| STORED RECORDS |

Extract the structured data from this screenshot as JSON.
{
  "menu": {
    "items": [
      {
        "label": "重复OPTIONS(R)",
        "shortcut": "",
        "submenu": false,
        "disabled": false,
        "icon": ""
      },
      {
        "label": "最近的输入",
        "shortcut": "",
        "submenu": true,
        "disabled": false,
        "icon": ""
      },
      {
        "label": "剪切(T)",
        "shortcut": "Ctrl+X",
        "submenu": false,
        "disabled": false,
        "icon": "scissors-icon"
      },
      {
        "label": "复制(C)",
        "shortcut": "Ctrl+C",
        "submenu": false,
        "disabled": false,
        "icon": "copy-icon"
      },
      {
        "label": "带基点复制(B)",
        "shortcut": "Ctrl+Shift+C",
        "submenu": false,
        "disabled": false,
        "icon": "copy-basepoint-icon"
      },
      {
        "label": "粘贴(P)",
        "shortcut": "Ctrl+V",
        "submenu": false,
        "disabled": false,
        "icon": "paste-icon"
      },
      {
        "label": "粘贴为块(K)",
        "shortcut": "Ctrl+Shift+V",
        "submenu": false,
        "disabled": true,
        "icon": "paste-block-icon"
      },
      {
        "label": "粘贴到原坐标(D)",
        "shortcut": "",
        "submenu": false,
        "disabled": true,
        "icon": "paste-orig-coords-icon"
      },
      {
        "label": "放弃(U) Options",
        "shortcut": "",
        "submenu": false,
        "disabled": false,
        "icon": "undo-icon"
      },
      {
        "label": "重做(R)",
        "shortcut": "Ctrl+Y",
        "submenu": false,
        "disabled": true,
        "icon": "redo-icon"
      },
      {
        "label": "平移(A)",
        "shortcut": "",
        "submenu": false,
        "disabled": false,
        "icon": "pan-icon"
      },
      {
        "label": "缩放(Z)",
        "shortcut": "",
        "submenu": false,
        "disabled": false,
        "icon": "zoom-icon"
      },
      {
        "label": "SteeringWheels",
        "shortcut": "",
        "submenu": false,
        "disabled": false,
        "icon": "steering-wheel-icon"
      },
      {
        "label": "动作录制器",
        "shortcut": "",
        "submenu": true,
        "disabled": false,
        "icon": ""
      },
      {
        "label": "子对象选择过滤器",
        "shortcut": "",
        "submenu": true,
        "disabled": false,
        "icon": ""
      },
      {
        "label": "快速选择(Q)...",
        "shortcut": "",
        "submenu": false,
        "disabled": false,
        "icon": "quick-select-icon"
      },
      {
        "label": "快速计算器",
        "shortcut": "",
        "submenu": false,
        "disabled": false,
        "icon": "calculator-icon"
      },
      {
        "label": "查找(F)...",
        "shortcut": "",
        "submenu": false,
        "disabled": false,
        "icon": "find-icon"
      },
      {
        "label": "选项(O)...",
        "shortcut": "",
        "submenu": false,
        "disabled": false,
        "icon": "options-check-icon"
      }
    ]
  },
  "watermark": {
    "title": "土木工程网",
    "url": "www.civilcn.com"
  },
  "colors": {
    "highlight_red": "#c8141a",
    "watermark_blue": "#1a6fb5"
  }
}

| REQUIREMENT |
Every entry must be retyped in full, exactly as given.

| SOLUTION TO THE PROBLEM |
Extract the structured data from this screenshot as JSON.
{
  "menu": {
    "items": [
      {
        "label": "重复OPTIONS(R)",
        "shortcut": "",
        "submenu": false,
        "disabled": false,
        "icon": ""
      },
      {
        "label": "最近的输入",
        "shortcut": "",
        "submenu": true,
        "disabled": false,
        "icon": ""
      },
      {
        "label": "剪切(T)",
        "shortcut": "Ctrl+X",
        "submenu": false,
        "disabled": false,
        "icon": "scissors-icon"
      },
      {
        "label": "复制(C)",
        "shortcut": "Ctrl+C",
        "submenu": false,
        "disabled": false,
        "icon": "copy-icon"
      },
      {
        "label": "带基点复制(B)",
        "shortcut": "Ctrl+Shift+C",
        "submenu": false,
        "disabled": false,
        "icon": "copy-basepoint-icon"
      },
      {
        "label": "粘贴(P)",
        "shortcut": "Ctrl+V",
        "submenu": false,
        "disabled": false,
        "icon": "paste-icon"
      },
      {
        "label": "粘贴为块(K)",
        "shortcut": "Ctrl+Shift+V",
        "submenu": false,
        "disabled": true,
        "icon": "paste-block-icon"
      },
      {
        "label": "粘贴到原坐标(D)",
        "shortcut": "",
        "submenu": false,
        "disabled": true,
        "icon": "paste-orig-coords-icon"
      },
      {
        "label": "放弃(U) Options",
        "shortcut": "",
        "submenu": false,
        "disabled": false,
        "icon": "undo-icon"
      },
      {
        "label": "重做(R)",
        "shortcut": "Ctrl+Y",
        "submenu": false,
        "disabled": true,
        "icon": "redo-icon"
      },
      {
        "label": "平移(A)",
        "shortcut": "",
        "submenu": false,
        "disabled": false,
        "icon": "pan-icon"
      },
      {
        "label": "缩放(Z)",
        "shortcut": "",
        "submenu": false,
        "disabled": false,
        "icon": "zoom-icon"
      },
      {
        "label": "SteeringWheels",
        "shortcut": "",
        "submenu": false,
        "disabled": false,
        "icon": "steering-wheel-icon"
      },
      {
        "label": "动作录制器",
        "shortcut": "",
        "submenu": true,
        "disabled": false,
        "icon": ""
      },
      {
        "label": "子对象选择过滤器",
        "shortcut": "",
        "submenu": true,
        "disabled": false,
        "icon": ""
      },
      {
        "label": "快速选择(Q)...",
        "shortcut": "",
        "submenu": false,
        "disabled": false,
        "icon": "quick-select-icon"
      },
      {
        "label": "快速计算器",
        "shortcut": "",
        "submenu": false,
        "disabled": false,
        "icon": "calculator-icon"
      },
      {
        "label": "查找(F)...",
        "shortcut": "",
        "submenu": false,
        "disabled": false,
        "icon": "find-icon"
      },
      {
        "label": "选项(O)...",
        "shortcut": "",
        "submenu": false,
        "disabled": false,
        "icon": "options-check-icon"
      }
    ]
  },
  "watermark": {
    "title": "土木工程网",
    "url": "www.civilcn.com"
  },
  "colors": {
    "highlight_red": "#c8141a",
    "watermark_blue": "#1a6fb5"
  }
}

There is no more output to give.